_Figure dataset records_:
»»
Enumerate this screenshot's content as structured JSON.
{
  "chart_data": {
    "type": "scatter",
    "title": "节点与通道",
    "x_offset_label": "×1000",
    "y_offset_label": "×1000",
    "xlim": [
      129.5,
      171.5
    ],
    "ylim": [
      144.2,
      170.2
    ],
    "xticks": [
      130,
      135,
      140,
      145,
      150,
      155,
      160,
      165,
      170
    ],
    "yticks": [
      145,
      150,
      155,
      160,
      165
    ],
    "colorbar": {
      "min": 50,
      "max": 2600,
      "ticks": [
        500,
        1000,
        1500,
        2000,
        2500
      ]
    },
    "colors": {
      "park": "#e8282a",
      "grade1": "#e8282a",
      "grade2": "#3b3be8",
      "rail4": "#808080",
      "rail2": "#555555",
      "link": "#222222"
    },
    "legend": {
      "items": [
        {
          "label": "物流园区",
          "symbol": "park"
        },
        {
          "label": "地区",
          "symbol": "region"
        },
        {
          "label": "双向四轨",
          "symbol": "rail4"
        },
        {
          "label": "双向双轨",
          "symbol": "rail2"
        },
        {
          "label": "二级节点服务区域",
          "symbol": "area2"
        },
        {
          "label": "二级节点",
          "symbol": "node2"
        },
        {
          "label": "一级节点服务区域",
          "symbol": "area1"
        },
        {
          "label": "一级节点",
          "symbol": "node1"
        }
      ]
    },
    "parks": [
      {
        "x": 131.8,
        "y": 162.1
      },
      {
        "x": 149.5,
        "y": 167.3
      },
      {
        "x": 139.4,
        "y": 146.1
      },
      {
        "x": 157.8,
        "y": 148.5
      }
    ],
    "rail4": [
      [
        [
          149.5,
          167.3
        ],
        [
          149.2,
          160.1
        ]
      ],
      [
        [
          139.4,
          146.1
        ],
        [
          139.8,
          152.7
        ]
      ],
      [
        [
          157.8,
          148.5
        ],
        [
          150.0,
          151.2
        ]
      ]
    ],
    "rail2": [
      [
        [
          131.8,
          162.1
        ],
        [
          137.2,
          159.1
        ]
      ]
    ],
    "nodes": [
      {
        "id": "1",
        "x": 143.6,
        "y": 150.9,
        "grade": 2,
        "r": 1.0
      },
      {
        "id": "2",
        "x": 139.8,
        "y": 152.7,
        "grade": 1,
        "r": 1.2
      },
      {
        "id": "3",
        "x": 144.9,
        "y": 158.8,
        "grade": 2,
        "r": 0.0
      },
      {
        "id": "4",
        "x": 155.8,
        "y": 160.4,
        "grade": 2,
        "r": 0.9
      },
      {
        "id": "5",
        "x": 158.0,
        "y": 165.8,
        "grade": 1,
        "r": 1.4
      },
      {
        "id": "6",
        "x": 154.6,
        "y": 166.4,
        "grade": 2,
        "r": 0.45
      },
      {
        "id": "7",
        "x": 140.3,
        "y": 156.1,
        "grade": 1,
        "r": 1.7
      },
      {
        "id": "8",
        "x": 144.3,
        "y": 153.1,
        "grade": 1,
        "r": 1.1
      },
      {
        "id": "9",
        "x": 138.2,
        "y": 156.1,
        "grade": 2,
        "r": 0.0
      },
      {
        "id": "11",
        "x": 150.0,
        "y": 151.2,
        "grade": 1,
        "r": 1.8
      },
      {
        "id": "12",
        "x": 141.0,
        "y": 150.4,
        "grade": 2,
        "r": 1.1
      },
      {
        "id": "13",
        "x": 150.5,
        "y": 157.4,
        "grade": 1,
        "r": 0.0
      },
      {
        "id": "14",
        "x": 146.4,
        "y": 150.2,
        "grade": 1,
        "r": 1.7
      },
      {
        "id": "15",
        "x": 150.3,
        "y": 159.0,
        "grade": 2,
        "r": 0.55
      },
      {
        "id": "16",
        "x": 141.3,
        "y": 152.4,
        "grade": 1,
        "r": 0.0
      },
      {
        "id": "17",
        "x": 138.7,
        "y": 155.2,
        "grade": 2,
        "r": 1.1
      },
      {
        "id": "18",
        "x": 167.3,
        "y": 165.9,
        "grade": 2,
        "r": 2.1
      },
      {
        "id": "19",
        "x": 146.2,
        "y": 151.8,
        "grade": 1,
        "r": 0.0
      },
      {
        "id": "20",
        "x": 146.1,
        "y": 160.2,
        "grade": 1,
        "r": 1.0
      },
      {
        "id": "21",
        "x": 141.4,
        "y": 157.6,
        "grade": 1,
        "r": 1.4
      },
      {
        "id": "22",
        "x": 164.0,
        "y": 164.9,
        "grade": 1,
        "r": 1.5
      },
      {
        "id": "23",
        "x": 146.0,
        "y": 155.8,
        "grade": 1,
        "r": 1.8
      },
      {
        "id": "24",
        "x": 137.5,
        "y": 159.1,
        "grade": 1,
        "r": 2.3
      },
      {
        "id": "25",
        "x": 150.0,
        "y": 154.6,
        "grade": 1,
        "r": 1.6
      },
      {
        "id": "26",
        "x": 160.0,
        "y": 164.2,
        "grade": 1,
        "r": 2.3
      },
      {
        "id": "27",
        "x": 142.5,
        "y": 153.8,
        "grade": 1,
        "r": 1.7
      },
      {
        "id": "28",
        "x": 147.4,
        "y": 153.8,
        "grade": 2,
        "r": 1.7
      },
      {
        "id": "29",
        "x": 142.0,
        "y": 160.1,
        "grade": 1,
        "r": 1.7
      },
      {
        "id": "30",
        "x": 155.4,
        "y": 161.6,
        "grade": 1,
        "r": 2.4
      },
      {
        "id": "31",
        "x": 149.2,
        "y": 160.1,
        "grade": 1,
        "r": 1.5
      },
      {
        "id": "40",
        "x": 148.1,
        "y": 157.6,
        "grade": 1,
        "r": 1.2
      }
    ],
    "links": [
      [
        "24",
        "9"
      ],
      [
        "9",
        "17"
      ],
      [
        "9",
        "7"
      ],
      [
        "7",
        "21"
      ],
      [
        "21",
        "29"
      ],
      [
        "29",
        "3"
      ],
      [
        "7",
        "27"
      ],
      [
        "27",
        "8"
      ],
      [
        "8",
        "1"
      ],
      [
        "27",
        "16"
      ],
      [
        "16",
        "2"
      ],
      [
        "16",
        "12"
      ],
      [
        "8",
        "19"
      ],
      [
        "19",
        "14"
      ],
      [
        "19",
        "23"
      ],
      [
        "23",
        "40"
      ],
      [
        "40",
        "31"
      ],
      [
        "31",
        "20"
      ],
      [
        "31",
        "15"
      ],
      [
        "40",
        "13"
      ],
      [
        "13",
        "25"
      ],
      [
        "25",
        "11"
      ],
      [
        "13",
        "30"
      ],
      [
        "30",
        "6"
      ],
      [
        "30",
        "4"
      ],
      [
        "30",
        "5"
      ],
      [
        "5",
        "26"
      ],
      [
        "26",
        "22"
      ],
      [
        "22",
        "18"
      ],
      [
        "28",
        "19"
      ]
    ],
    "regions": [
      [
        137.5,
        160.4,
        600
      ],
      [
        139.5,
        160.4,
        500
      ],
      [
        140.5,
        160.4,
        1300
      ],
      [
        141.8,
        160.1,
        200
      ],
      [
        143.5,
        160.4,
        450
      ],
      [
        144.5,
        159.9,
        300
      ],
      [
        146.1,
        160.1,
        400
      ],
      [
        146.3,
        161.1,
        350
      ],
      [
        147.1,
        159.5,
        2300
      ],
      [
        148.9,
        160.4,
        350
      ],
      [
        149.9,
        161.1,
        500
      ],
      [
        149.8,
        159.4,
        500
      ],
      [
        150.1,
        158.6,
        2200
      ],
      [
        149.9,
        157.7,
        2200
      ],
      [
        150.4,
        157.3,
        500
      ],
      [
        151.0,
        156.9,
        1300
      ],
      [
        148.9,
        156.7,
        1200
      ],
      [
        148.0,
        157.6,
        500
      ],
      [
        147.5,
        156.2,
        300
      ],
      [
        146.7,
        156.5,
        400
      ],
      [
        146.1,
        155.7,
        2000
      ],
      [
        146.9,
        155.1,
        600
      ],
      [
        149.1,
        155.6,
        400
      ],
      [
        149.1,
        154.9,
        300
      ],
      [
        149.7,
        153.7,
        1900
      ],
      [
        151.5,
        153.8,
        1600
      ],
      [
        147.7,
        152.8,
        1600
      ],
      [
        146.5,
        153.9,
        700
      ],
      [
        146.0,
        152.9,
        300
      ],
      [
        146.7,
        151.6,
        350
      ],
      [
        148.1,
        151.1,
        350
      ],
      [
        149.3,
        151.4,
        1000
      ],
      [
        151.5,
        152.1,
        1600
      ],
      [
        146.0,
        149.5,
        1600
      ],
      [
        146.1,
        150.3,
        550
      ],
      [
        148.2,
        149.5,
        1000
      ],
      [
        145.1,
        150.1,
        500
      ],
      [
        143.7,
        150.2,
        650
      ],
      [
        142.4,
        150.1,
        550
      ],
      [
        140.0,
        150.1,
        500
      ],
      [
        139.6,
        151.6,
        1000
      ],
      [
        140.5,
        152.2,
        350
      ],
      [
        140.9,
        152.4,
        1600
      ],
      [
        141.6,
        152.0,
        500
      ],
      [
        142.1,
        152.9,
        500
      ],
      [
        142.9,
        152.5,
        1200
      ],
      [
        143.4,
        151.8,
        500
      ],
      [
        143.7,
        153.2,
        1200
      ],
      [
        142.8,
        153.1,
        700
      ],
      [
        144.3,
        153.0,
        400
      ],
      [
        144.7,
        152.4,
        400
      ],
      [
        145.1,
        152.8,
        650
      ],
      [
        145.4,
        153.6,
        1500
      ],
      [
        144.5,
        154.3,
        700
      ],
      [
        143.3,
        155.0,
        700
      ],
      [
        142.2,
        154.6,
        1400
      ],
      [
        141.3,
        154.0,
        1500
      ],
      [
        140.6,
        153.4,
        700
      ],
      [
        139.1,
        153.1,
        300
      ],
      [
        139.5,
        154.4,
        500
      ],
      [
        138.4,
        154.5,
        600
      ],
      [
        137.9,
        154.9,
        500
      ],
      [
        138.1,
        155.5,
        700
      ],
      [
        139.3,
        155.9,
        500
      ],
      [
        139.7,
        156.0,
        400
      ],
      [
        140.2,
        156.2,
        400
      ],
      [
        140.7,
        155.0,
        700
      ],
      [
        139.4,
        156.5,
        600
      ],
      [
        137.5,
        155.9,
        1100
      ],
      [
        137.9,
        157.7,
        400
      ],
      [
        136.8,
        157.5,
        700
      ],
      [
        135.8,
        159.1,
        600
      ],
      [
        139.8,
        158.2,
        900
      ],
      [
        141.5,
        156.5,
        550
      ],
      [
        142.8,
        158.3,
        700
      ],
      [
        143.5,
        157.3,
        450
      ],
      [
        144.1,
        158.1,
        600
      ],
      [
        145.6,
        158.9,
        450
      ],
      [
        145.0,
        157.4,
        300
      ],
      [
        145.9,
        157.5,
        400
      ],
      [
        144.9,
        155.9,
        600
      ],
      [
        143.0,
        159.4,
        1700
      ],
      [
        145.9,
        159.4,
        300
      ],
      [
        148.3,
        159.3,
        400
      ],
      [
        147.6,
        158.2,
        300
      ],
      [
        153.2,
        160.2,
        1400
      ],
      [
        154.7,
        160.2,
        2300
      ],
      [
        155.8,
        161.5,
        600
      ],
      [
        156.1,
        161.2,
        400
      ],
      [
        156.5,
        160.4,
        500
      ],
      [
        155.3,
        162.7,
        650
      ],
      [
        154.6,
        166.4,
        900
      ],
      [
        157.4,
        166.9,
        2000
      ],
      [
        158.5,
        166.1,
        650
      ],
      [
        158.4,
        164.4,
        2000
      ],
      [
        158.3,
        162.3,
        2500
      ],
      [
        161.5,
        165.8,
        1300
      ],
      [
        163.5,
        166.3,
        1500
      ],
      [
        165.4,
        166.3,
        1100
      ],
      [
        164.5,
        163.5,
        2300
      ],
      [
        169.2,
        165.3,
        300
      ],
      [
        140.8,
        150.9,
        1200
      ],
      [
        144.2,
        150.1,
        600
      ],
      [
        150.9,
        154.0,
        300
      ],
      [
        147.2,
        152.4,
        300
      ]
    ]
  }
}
««
Say how many lines in this material hold "symbol", and say nothing else.

_ANSWER TO THE TASK_:
8